**Challenge:** Copy the data below exactly, omitting any picture it contains.

Stored records:
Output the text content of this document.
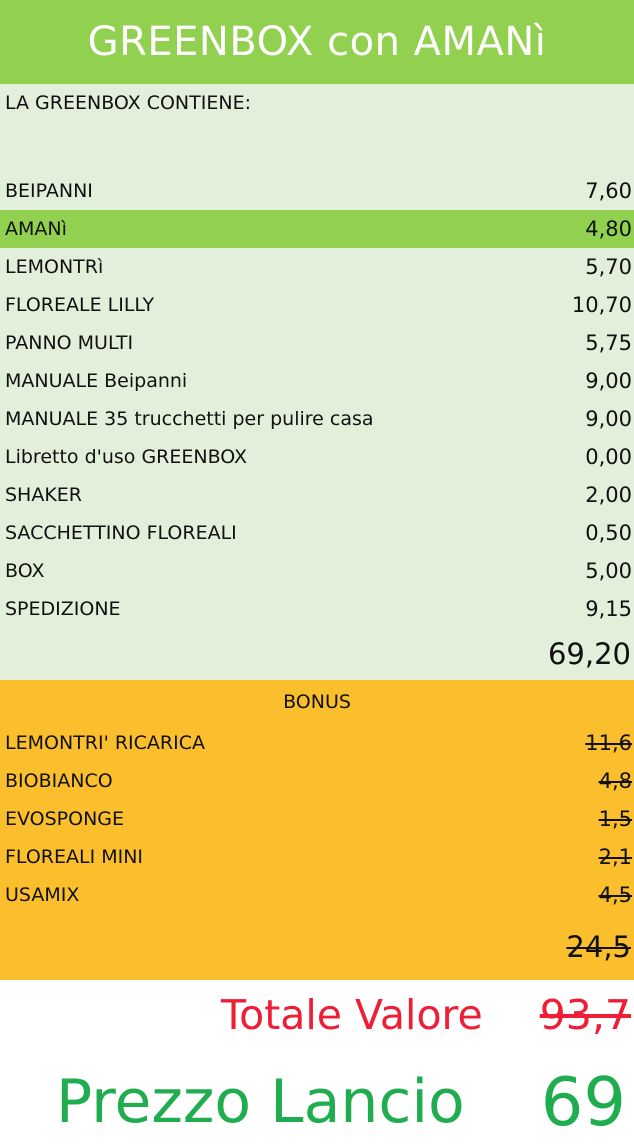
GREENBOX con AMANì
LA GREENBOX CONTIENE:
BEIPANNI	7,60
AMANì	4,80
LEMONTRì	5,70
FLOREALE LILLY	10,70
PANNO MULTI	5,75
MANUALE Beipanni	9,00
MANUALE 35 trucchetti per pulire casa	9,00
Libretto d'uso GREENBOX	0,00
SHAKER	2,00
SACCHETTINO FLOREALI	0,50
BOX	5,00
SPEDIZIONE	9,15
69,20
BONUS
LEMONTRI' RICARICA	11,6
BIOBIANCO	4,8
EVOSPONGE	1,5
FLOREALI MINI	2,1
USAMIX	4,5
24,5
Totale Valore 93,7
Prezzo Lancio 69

**Full solution:**
Output the text content of this document.
GREENBOX con AMANì
LA GREENBOX CONTIENE:
BEIPANNI	7,60
AMANì	4,80
LEMONTRì	5,70
FLOREALE LILLY	10,70
PANNO MULTI	5,75
MANUALE Beipanni	9,00
MANUALE 35 trucchetti per pulire casa	9,00
Libretto d'uso GREENBOX	0,00
SHAKER	2,00
SACCHETTINO FLOREALI	0,50
BOX	5,00
SPEDIZIONE	9,15
69,20
BONUS
LEMONTRI' RICARICA	11,6
BIOBIANCO	4,8
EVOSPONGE	1,5
FLOREALI MINI	2,1
USAMIX	4,5
24,5
Totale Valore 93,7
Prezzo Lancio 69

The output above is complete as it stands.